## START

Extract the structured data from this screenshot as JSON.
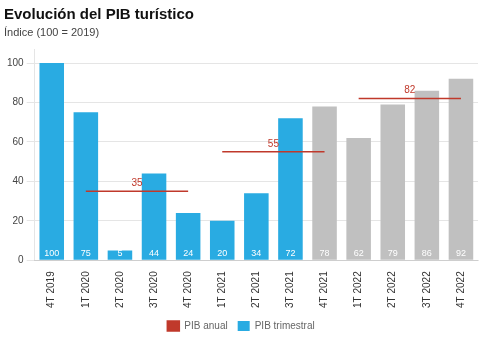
{
  "chart_data": {
    "type": "bar",
    "title": "Evolución del PIB turístico",
    "subtitle": "Índice (100 = 2019)",
    "categories": [
      "4T 2019",
      "1T 2020",
      "2T 2020",
      "3T 2020",
      "4T 2020",
      "1T 2021",
      "2T 2021",
      "3T 2021",
      "4T 2021",
      "1T 2022",
      "2T 2022",
      "3T 2022",
      "4T 2022"
    ],
    "series": [
      {
        "name": "PIB trimestral",
        "type": "bar",
        "colors": [
          "#29abe2",
          "#29abe2",
          "#29abe2",
          "#29abe2",
          "#29abe2",
          "#29abe2",
          "#29abe2",
          "#29abe2",
          "#c0c0c0",
          "#c0c0c0",
          "#c0c0c0",
          "#c0c0c0",
          "#c0c0c0"
        ],
        "values": [
          100,
          75,
          5,
          44,
          24,
          20,
          34,
          72,
          78,
          62,
          79,
          86,
          92
        ],
        "data_labels": true
      },
      {
        "name": "PIB anual",
        "type": "line",
        "color": "#c0392b",
        "values": [
          null,
          35,
          35,
          35,
          35,
          55,
          55,
          55,
          55,
          82,
          82,
          82,
          82
        ],
        "data_labels": true
      }
    ],
    "ylim": [
      0,
      107
    ],
    "yticks": [
      0,
      20,
      40,
      60,
      80,
      100
    ],
    "grid": true,
    "legend": "bottom"
  }
}
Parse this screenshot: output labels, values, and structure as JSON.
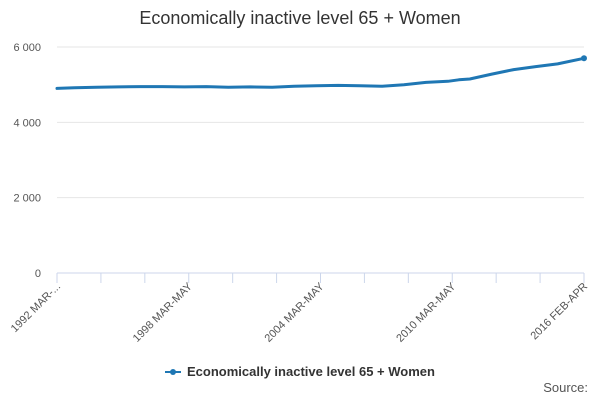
{
  "chart_data": {
    "type": "line",
    "title": "Economically inactive level 65 + Women",
    "xlabel": "",
    "ylabel": "",
    "ylim": [
      0,
      6000
    ],
    "yticks": [
      0,
      2000,
      4000,
      6000
    ],
    "ytick_labels": [
      "0",
      "2 000",
      "4 000",
      "6 000"
    ],
    "x_tick_labels": [
      "1992 MAR-...",
      "1998 MAR-MAY",
      "2004 MAR-MAY",
      "2010 MAR-MAY",
      "2016 FEB-APR"
    ],
    "x_range": [
      1992.2,
      2016.2
    ],
    "grid": true,
    "legend_position": "bottom",
    "series": [
      {
        "name": "Economically inactive level 65 + Women",
        "color": "#1f77b4",
        "x": [
          1992.2,
          1993,
          1994,
          1995,
          1996,
          1997,
          1998,
          1999,
          2000,
          2001,
          2002,
          2003,
          2004,
          2005,
          2006,
          2007,
          2008,
          2009,
          2010,
          2010.5,
          2011,
          2012,
          2013,
          2014,
          2015,
          2016.2
        ],
        "values": [
          4900,
          4920,
          4930,
          4940,
          4950,
          4950,
          4940,
          4950,
          4930,
          4940,
          4930,
          4960,
          4970,
          4980,
          4970,
          4960,
          5000,
          5060,
          5090,
          5130,
          5150,
          5280,
          5400,
          5480,
          5550,
          5700
        ]
      }
    ]
  },
  "legend": {
    "label": "Economically inactive level 65 + Women"
  },
  "source_label": "Source:"
}
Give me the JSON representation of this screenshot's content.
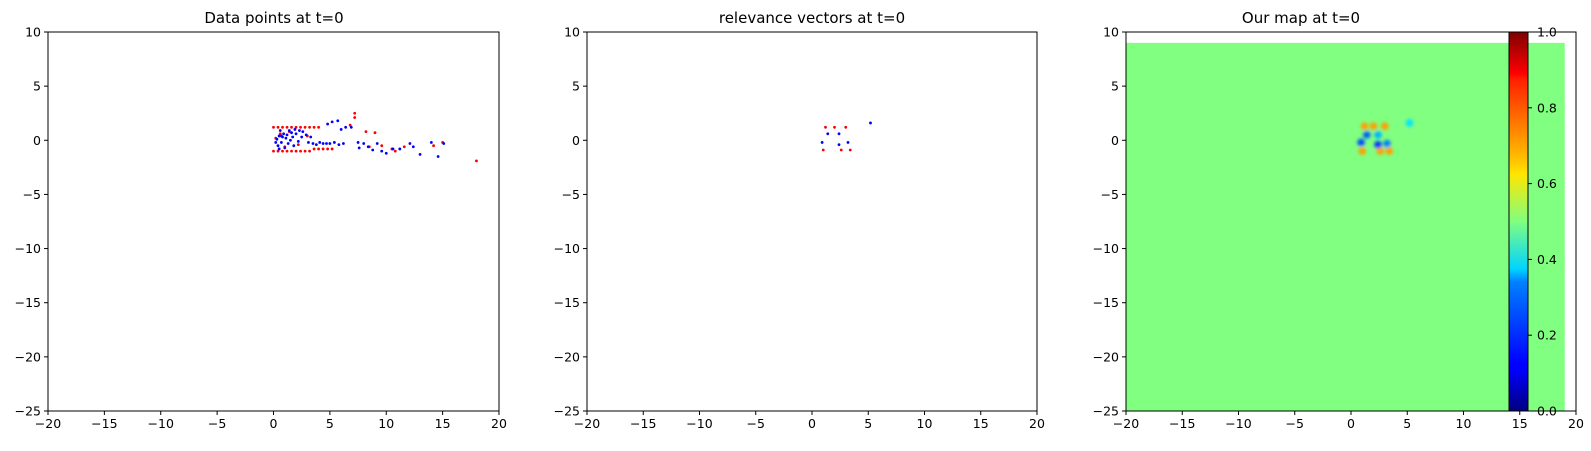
{
  "figure": {
    "colors": {
      "class_a": "#ff0000",
      "class_b": "#0000ff",
      "background_map": "#80ff80"
    }
  },
  "chart_data": [
    {
      "type": "scatter",
      "title": "Data points at t=0",
      "xlim": [
        -20,
        20
      ],
      "ylim": [
        -25,
        10
      ],
      "xticks": [
        -20,
        -15,
        -10,
        -5,
        0,
        5,
        10,
        15,
        20
      ],
      "yticks": [
        10,
        5,
        0,
        -5,
        -10,
        -15,
        -20,
        -25
      ],
      "series": [
        {
          "color": "#ff0000",
          "points": [
            [
              0.0,
              1.2
            ],
            [
              0.4,
              1.2
            ],
            [
              0.8,
              1.2
            ],
            [
              1.2,
              1.2
            ],
            [
              1.6,
              1.2
            ],
            [
              2.0,
              1.2
            ],
            [
              2.4,
              1.2
            ],
            [
              2.8,
              1.2
            ],
            [
              3.2,
              1.2
            ],
            [
              3.6,
              1.2
            ],
            [
              4.0,
              1.2
            ],
            [
              0.0,
              -1.0
            ],
            [
              0.4,
              -1.0
            ],
            [
              0.8,
              -1.0
            ],
            [
              1.2,
              -1.0
            ],
            [
              1.6,
              -1.0
            ],
            [
              2.0,
              -1.0
            ],
            [
              2.4,
              -1.0
            ],
            [
              2.8,
              -1.0
            ],
            [
              3.2,
              -1.0
            ],
            [
              3.6,
              -0.8
            ],
            [
              4.0,
              -0.8
            ],
            [
              4.4,
              -0.8
            ],
            [
              4.8,
              -0.8
            ],
            [
              5.2,
              -0.8
            ],
            [
              0.2,
              0.2
            ],
            [
              0.6,
              0.6
            ],
            [
              1.0,
              -0.6
            ],
            [
              1.4,
              0.8
            ],
            [
              2.2,
              -0.4
            ],
            [
              3.0,
              0.4
            ],
            [
              7.2,
              2.5
            ],
            [
              7.2,
              2.1
            ],
            [
              6.8,
              1.4
            ],
            [
              8.5,
              -0.6
            ],
            [
              8.2,
              0.8
            ],
            [
              9.0,
              0.7
            ],
            [
              10.5,
              -0.8
            ],
            [
              11.6,
              -0.6
            ],
            [
              14.2,
              -0.5
            ],
            [
              15.0,
              -0.2
            ],
            [
              18.0,
              -1.9
            ],
            [
              9.6,
              -0.5
            ],
            [
              10.8,
              -1.0
            ]
          ]
        },
        {
          "color": "#0000ff",
          "points": [
            [
              0.3,
              0.1
            ],
            [
              0.5,
              0.4
            ],
            [
              0.7,
              -0.2
            ],
            [
              0.9,
              0.6
            ],
            [
              1.1,
              0.2
            ],
            [
              1.3,
              -0.3
            ],
            [
              0.4,
              -0.5
            ],
            [
              0.6,
              0.9
            ],
            [
              0.8,
              0.3
            ],
            [
              1.0,
              -0.7
            ],
            [
              1.2,
              0.5
            ],
            [
              1.5,
              0.0
            ],
            [
              0.2,
              -0.2
            ],
            [
              0.5,
              -0.8
            ],
            [
              0.7,
              0.4
            ],
            [
              1.4,
              0.9
            ],
            [
              1.7,
              0.3
            ],
            [
              2.0,
              0.6
            ],
            [
              2.2,
              -0.1
            ],
            [
              2.5,
              0.3
            ],
            [
              1.8,
              -0.5
            ],
            [
              1.9,
              1.0
            ],
            [
              2.6,
              0.8
            ],
            [
              2.9,
              0.5
            ],
            [
              3.1,
              -0.2
            ],
            [
              3.3,
              0.3
            ],
            [
              3.5,
              -0.3
            ],
            [
              3.8,
              -0.4
            ],
            [
              4.1,
              -0.2
            ],
            [
              4.4,
              -0.3
            ],
            [
              4.7,
              -0.3
            ],
            [
              5.0,
              -0.3
            ],
            [
              5.4,
              -0.2
            ],
            [
              5.8,
              -0.4
            ],
            [
              6.2,
              -0.3
            ],
            [
              4.8,
              1.5
            ],
            [
              5.2,
              1.7
            ],
            [
              5.7,
              1.8
            ],
            [
              6.0,
              1.0
            ],
            [
              6.4,
              1.2
            ],
            [
              6.9,
              1.2
            ],
            [
              7.5,
              -0.2
            ],
            [
              7.6,
              -0.7
            ],
            [
              8.0,
              -0.3
            ],
            [
              8.4,
              -0.6
            ],
            [
              8.8,
              -0.9
            ],
            [
              9.2,
              -0.3
            ],
            [
              9.6,
              -1.0
            ],
            [
              10.0,
              -1.2
            ],
            [
              10.6,
              -0.8
            ],
            [
              11.2,
              -0.8
            ],
            [
              12.1,
              -0.3
            ],
            [
              12.4,
              -0.6
            ],
            [
              13.0,
              -1.3
            ],
            [
              14.0,
              -0.2
            ],
            [
              14.6,
              -1.5
            ],
            [
              15.1,
              -0.3
            ],
            [
              1.6,
              0.7
            ],
            [
              2.3,
              0.9
            ]
          ]
        }
      ]
    },
    {
      "type": "scatter",
      "title": "relevance vectors at t=0",
      "xlim": [
        -20,
        20
      ],
      "ylim": [
        -25,
        10
      ],
      "xticks": [
        -20,
        -15,
        -10,
        -5,
        0,
        5,
        10,
        15,
        20
      ],
      "yticks": [
        10,
        5,
        0,
        -5,
        -10,
        -15,
        -20,
        -25
      ],
      "series": [
        {
          "color": "#ff0000",
          "points": [
            [
              1.2,
              1.2
            ],
            [
              2.0,
              1.2
            ],
            [
              3.0,
              1.2
            ],
            [
              1.0,
              -0.9
            ],
            [
              2.6,
              -0.9
            ],
            [
              3.4,
              -0.9
            ]
          ]
        },
        {
          "color": "#0000ff",
          "points": [
            [
              1.4,
              0.6
            ],
            [
              2.4,
              0.6
            ],
            [
              0.9,
              -0.2
            ],
            [
              2.4,
              -0.4
            ],
            [
              3.2,
              -0.2
            ],
            [
              5.2,
              1.6
            ]
          ]
        }
      ]
    },
    {
      "type": "heatmap",
      "title": "Our map at t=0",
      "xlim": [
        -20,
        20
      ],
      "ylim": [
        -25,
        10
      ],
      "xticks": [
        -20,
        -15,
        -10,
        -5,
        0,
        5,
        10,
        15,
        20
      ],
      "yticks": [
        10,
        5,
        0,
        -5,
        -10,
        -15,
        -20,
        -25
      ],
      "extent": [
        -20,
        19,
        -25,
        9
      ],
      "background_value": 0.5,
      "colormap": "jet",
      "colorbar": {
        "min": 0.0,
        "max": 1.0,
        "ticks": [
          "0.0",
          "0.2",
          "0.4",
          "0.6",
          "0.8",
          "1.0"
        ]
      },
      "blobs": [
        {
          "x": 1.2,
          "y": 1.3,
          "value": 0.72
        },
        {
          "x": 2.0,
          "y": 1.3,
          "value": 0.72
        },
        {
          "x": 3.0,
          "y": 1.3,
          "value": 0.72
        },
        {
          "x": 1.0,
          "y": -1.0,
          "value": 0.72
        },
        {
          "x": 2.6,
          "y": -1.0,
          "value": 0.72
        },
        {
          "x": 3.4,
          "y": -1.0,
          "value": 0.72
        },
        {
          "x": 1.4,
          "y": 0.5,
          "value": 0.22
        },
        {
          "x": 2.4,
          "y": 0.5,
          "value": 0.3
        },
        {
          "x": 0.9,
          "y": -0.2,
          "value": 0.2
        },
        {
          "x": 2.4,
          "y": -0.4,
          "value": 0.18
        },
        {
          "x": 3.2,
          "y": -0.3,
          "value": 0.25
        },
        {
          "x": 5.2,
          "y": 1.6,
          "value": 0.35
        }
      ]
    }
  ]
}
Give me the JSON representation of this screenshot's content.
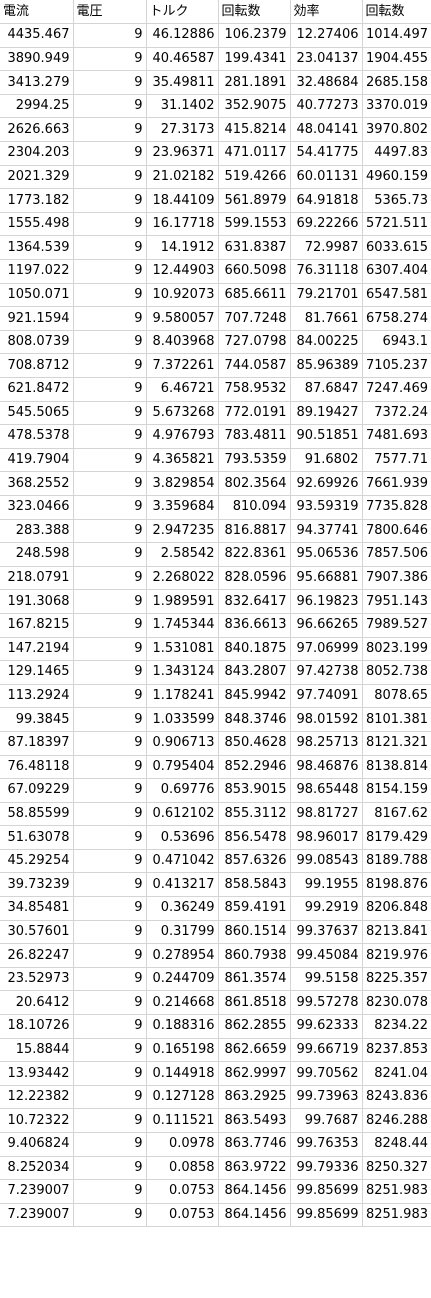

## END

■ What you are asked to do ■
Take every line from the data above that holds "level" and copy it out.

■ Expected answer ■
    "title": "Economically inactive level 65 + Women",
        "name": "Economically inactive level 65 + Women",
    "label": "Economically inactive level 65 + Women"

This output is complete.